(Given instruction) Skip the pictures. Reproduce all other material exactly.

┌─ Information shown

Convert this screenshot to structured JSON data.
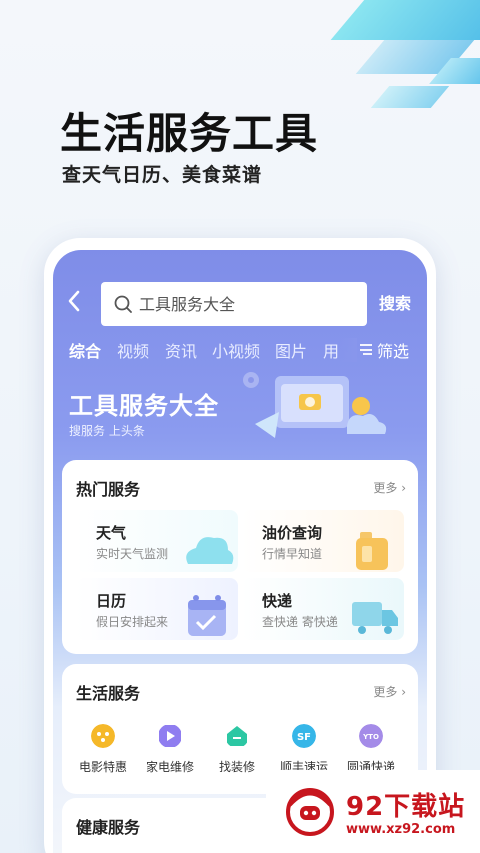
{
  "hero": {
    "title": "生活服务工具",
    "subtitle": "查天气日历、美食菜谱"
  },
  "topbar": {
    "back_icon": "chevron-left-icon",
    "search_placeholder": "工具服务大全",
    "search_button": "搜索"
  },
  "tabs": [
    {
      "label": "综合",
      "active": true
    },
    {
      "label": "视频",
      "active": false
    },
    {
      "label": "资讯",
      "active": false
    },
    {
      "label": "小视频",
      "active": false
    },
    {
      "label": "图片",
      "active": false
    },
    {
      "label": "用",
      "active": false
    }
  ],
  "filter": {
    "label": "筛选",
    "icon": "filter-icon"
  },
  "banner": {
    "title": "工具服务大全",
    "subtitle": "搜服务 上头条"
  },
  "hot_services": {
    "title": "热门服务",
    "more": "更多 ›",
    "items": [
      {
        "name": "天气",
        "desc": "实时天气监测",
        "icon": "cloud-icon"
      },
      {
        "name": "油价查询",
        "desc": "行情早知道",
        "icon": "oil-can-icon"
      },
      {
        "name": "日历",
        "desc": "假日安排起来",
        "icon": "calendar-icon"
      },
      {
        "name": "快递",
        "desc": "查快递 寄快递",
        "icon": "truck-icon"
      }
    ]
  },
  "life_services": {
    "title": "生活服务",
    "more": "更多 ›",
    "items": [
      {
        "label": "电影特惠",
        "icon": "movie-icon",
        "color": "#f5b829"
      },
      {
        "label": "家电维修",
        "icon": "appliance-icon",
        "color": "#8f7df0"
      },
      {
        "label": "找装修",
        "icon": "house-icon",
        "color": "#2cc7a3"
      },
      {
        "label": "顺丰速运",
        "icon": "sf-express-icon",
        "color": "#36b6e8"
      },
      {
        "label": "圆通快递",
        "icon": "yto-express-icon",
        "color": "#a48be8"
      }
    ]
  },
  "health_services": {
    "title": "健康服务"
  },
  "watermark": {
    "name": "92下载站",
    "url": "www.xz92.com"
  }
}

└─

(Exercise answer)
Convert this screenshot to structured JSON data.
{
  "hero": {
    "title": "生活服务工具",
    "subtitle": "查天气日历、美食菜谱"
  },
  "topbar": {
    "back_icon": "chevron-left-icon",
    "search_placeholder": "工具服务大全",
    "search_button": "搜索"
  },
  "tabs": [
    {
      "label": "综合",
      "active": true
    },
    {
      "label": "视频",
      "active": false
    },
    {
      "label": "资讯",
      "active": false
    },
    {
      "label": "小视频",
      "active": false
    },
    {
      "label": "图片",
      "active": false
    },
    {
      "label": "用",
      "active": false
    }
  ],
  "filter": {
    "label": "筛选",
    "icon": "filter-icon"
  },
  "banner": {
    "title": "工具服务大全",
    "subtitle": "搜服务 上头条"
  },
  "hot_services": {
    "title": "热门服务",
    "more": "更多 ›",
    "items": [
      {
        "name": "天气",
        "desc": "实时天气监测",
        "icon": "cloud-icon"
      },
      {
        "name": "油价查询",
        "desc": "行情早知道",
        "icon": "oil-can-icon"
      },
      {
        "name": "日历",
        "desc": "假日安排起来",
        "icon": "calendar-icon"
      },
      {
        "name": "快递",
        "desc": "查快递 寄快递",
        "icon": "truck-icon"
      }
    ]
  },
  "life_services": {
    "title": "生活服务",
    "more": "更多 ›",
    "items": [
      {
        "label": "电影特惠",
        "icon": "movie-icon",
        "color": "#f5b829"
      },
      {
        "label": "家电维修",
        "icon": "appliance-icon",
        "color": "#8f7df0"
      },
      {
        "label": "找装修",
        "icon": "house-icon",
        "color": "#2cc7a3"
      },
      {
        "label": "顺丰速运",
        "icon": "sf-express-icon",
        "color": "#36b6e8"
      },
      {
        "label": "圆通快递",
        "icon": "yto-express-icon",
        "color": "#a48be8"
      }
    ]
  },
  "health_services": {
    "title": "健康服务"
  },
  "watermark": {
    "name": "92下载站",
    "url": "www.xz92.com"
  }
}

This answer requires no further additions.